(Data listing)
━━━━━━━━━━━━━━━━
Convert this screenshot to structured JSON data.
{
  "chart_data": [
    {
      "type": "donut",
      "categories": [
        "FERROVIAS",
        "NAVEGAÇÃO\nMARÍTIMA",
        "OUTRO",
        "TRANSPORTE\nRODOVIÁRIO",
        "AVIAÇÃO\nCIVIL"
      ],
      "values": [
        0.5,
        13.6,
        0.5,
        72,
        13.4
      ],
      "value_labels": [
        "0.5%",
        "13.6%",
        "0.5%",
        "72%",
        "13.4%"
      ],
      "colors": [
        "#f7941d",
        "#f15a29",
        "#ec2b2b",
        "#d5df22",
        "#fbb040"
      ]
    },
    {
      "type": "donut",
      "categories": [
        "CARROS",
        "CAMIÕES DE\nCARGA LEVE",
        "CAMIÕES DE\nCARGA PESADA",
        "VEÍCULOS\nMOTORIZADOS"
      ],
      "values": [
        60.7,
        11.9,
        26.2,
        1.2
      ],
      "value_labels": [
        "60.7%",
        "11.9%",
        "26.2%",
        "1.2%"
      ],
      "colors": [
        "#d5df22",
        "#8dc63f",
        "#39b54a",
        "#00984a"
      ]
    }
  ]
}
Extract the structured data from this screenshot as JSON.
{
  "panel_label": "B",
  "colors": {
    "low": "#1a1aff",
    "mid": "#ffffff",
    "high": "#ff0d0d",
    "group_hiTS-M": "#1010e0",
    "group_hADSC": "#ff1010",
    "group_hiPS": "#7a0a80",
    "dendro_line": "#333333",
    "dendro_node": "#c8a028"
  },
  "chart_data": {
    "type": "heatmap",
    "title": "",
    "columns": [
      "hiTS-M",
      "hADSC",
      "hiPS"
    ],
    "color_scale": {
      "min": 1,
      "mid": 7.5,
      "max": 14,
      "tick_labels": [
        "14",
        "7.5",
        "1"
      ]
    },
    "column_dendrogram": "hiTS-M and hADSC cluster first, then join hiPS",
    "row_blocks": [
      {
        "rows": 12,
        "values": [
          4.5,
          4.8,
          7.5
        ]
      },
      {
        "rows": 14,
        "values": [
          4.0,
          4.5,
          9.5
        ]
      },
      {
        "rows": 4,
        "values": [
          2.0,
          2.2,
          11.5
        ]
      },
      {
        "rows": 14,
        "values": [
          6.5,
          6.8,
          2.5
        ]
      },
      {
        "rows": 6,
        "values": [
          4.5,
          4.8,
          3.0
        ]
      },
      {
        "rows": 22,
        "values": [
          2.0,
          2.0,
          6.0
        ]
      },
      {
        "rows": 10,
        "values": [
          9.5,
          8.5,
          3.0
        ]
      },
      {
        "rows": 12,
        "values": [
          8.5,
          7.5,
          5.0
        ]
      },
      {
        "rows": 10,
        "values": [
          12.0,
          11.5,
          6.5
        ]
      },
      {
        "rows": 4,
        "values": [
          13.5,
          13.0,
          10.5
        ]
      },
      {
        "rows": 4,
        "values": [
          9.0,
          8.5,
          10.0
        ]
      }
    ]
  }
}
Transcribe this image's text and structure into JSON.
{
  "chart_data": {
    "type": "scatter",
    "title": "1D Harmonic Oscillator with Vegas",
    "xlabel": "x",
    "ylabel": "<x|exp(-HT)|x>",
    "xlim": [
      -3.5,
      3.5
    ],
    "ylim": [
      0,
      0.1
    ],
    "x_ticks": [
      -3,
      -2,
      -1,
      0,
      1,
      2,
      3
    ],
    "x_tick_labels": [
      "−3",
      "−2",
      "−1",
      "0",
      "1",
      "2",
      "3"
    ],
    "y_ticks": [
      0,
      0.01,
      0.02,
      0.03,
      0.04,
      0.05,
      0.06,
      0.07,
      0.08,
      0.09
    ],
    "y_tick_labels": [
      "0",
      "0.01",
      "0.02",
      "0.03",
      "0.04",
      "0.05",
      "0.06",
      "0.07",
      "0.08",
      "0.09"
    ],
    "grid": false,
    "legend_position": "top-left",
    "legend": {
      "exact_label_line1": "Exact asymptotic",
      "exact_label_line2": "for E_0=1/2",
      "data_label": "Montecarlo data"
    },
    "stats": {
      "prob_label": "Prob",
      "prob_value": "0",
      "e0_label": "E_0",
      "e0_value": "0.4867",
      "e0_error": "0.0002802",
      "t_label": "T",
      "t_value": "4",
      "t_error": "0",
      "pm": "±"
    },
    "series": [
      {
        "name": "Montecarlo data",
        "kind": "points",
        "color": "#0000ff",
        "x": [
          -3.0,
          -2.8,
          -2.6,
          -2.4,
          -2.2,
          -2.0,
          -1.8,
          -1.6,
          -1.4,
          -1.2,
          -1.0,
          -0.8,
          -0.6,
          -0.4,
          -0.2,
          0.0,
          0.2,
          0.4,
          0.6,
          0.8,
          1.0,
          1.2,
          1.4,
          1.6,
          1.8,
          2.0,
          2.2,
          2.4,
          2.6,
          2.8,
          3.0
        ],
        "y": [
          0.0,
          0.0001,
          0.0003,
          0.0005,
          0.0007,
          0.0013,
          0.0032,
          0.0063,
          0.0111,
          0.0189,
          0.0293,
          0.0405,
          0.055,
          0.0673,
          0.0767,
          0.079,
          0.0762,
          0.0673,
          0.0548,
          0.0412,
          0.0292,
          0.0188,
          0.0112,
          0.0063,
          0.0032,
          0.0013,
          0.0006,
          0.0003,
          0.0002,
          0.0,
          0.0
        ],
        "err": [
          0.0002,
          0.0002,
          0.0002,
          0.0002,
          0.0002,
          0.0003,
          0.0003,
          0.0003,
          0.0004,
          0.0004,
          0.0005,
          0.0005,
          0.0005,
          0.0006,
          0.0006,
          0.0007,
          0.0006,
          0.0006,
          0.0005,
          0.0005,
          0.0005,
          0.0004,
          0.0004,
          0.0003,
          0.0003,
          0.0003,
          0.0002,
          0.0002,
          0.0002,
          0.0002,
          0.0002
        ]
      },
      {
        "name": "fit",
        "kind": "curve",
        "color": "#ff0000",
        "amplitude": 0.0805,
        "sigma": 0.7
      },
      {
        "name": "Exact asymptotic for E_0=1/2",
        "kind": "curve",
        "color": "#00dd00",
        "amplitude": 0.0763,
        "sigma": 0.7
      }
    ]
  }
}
━━━━━━━━━━━━━━━━
**AIM**: Every record shown above must be echoed exactly.

**PROBLEM SOLUTION**:
Convert this screenshot to structured JSON data.
{
  "chart_data": [
    {
      "type": "donut",
      "categories": [
        "FERROVIAS",
        "NAVEGAÇÃO\nMARÍTIMA",
        "OUTRO",
        "TRANSPORTE\nRODOVIÁRIO",
        "AVIAÇÃO\nCIVIL"
      ],
      "values": [
        0.5,
        13.6,
        0.5,
        72,
        13.4
      ],
      "value_labels": [
        "0.5%",
        "13.6%",
        "0.5%",
        "72%",
        "13.4%"
      ],
      "colors": [
        "#f7941d",
        "#f15a29",
        "#ec2b2b",
        "#d5df22",
        "#fbb040"
      ]
    },
    {
      "type": "donut",
      "categories": [
        "CARROS",
        "CAMIÕES DE\nCARGA LEVE",
        "CAMIÕES DE\nCARGA PESADA",
        "VEÍCULOS\nMOTORIZADOS"
      ],
      "values": [
        60.7,
        11.9,
        26.2,
        1.2
      ],
      "value_labels": [
        "60.7%",
        "11.9%",
        "26.2%",
        "1.2%"
      ],
      "colors": [
        "#d5df22",
        "#8dc63f",
        "#39b54a",
        "#00984a"
      ]
    }
  ]
}
Extract the structured data from this screenshot as JSON.
{
  "panel_label": "B",
  "colors": {
    "low": "#1a1aff",
    "mid": "#ffffff",
    "high": "#ff0d0d",
    "group_hiTS-M": "#1010e0",
    "group_hADSC": "#ff1010",
    "group_hiPS": "#7a0a80",
    "dendro_line": "#333333",
    "dendro_node": "#c8a028"
  },
  "chart_data": {
    "type": "heatmap",
    "title": "",
    "columns": [
      "hiTS-M",
      "hADSC",
      "hiPS"
    ],
    "color_scale": {
      "min": 1,
      "mid": 7.5,
      "max": 14,
      "tick_labels": [
        "14",
        "7.5",
        "1"
      ]
    },
    "column_dendrogram": "hiTS-M and hADSC cluster first, then join hiPS",
    "row_blocks": [
      {
        "rows": 12,
        "values": [
          4.5,
          4.8,
          7.5
        ]
      },
      {
        "rows": 14,
        "values": [
          4.0,
          4.5,
          9.5
        ]
      },
      {
        "rows": 4,
        "values": [
          2.0,
          2.2,
          11.5
        ]
      },
      {
        "rows": 14,
        "values": [
          6.5,
          6.8,
          2.5
        ]
      },
      {
        "rows": 6,
        "values": [
          4.5,
          4.8,
          3.0
        ]
      },
      {
        "rows": 22,
        "values": [
          2.0,
          2.0,
          6.0
        ]
      },
      {
        "rows": 10,
        "values": [
          9.5,
          8.5,
          3.0
        ]
      },
      {
        "rows": 12,
        "values": [
          8.5,
          7.5,
          5.0
        ]
      },
      {
        "rows": 10,
        "values": [
          12.0,
          11.5,
          6.5
        ]
      },
      {
        "rows": 4,
        "values": [
          13.5,
          13.0,
          10.5
        ]
      },
      {
        "rows": 4,
        "values": [
          9.0,
          8.5,
          10.0
        ]
      }
    ]
  }
}
Transcribe this image's text and structure into JSON.
{
  "chart_data": {
    "type": "scatter",
    "title": "1D Harmonic Oscillator with Vegas",
    "xlabel": "x",
    "ylabel": "<x|exp(-HT)|x>",
    "xlim": [
      -3.5,
      3.5
    ],
    "ylim": [
      0,
      0.1
    ],
    "x_ticks": [
      -3,
      -2,
      -1,
      0,
      1,
      2,
      3
    ],
    "x_tick_labels": [
      "−3",
      "−2",
      "−1",
      "0",
      "1",
      "2",
      "3"
    ],
    "y_ticks": [
      0,
      0.01,
      0.02,
      0.03,
      0.04,
      0.05,
      0.06,
      0.07,
      0.08,
      0.09
    ],
    "y_tick_labels": [
      "0",
      "0.01",
      "0.02",
      "0.03",
      "0.04",
      "0.05",
      "0.06",
      "0.07",
      "0.08",
      "0.09"
    ],
    "grid": false,
    "legend_position": "top-left",
    "legend": {
      "exact_label_line1": "Exact asymptotic",
      "exact_label_line2": "for E_0=1/2",
      "data_label": "Montecarlo data"
    },
    "stats": {
      "prob_label": "Prob",
      "prob_value": "0",
      "e0_label": "E_0",
      "e0_value": "0.4867",
      "e0_error": "0.0002802",
      "t_label": "T",
      "t_value": "4",
      "t_error": "0",
      "pm": "±"
    },
    "series": [
      {
        "name": "Montecarlo data",
        "kind": "points",
        "color": "#0000ff",
        "x": [
          -3.0,
          -2.8,
          -2.6,
          -2.4,
          -2.2,
          -2.0,
          -1.8,
          -1.6,
          -1.4,
          -1.2,
          -1.0,
          -0.8,
          -0.6,
          -0.4,
          -0.2,
          0.0,
          0.2,
          0.4,
          0.6,
          0.8,
          1.0,
          1.2,
          1.4,
          1.6,
          1.8,
          2.0,
          2.2,
          2.4,
          2.6,
          2.8,
          3.0
        ],
        "y": [
          0.0,
          0.0001,
          0.0003,
          0.0005,
          0.0007,
          0.0013,
          0.0032,
          0.0063,
          0.0111,
          0.0189,
          0.0293,
          0.0405,
          0.055,
          0.0673,
          0.0767,
          0.079,
          0.0762,
          0.0673,
          0.0548,
          0.0412,
          0.0292,
          0.0188,
          0.0112,
          0.0063,
          0.0032,
          0.0013,
          0.0006,
          0.0003,
          0.0002,
          0.0,
          0.0
        ],
        "err": [
          0.0002,
          0.0002,
          0.0002,
          0.0002,
          0.0002,
          0.0003,
          0.0003,
          0.0003,
          0.0004,
          0.0004,
          0.0005,
          0.0005,
          0.0005,
          0.0006,
          0.0006,
          0.0007,
          0.0006,
          0.0006,
          0.0005,
          0.0005,
          0.0005,
          0.0004,
          0.0004,
          0.0003,
          0.0003,
          0.0003,
          0.0002,
          0.0002,
          0.0002,
          0.0002,
          0.0002
        ]
      },
      {
        "name": "fit",
        "kind": "curve",
        "color": "#ff0000",
        "amplitude": 0.0805,
        "sigma": 0.7
      },
      {
        "name": "Exact asymptotic for E_0=1/2",
        "kind": "curve",
        "color": "#00dd00",
        "amplitude": 0.0763,
        "sigma": 0.7
      }
    ]
  }
}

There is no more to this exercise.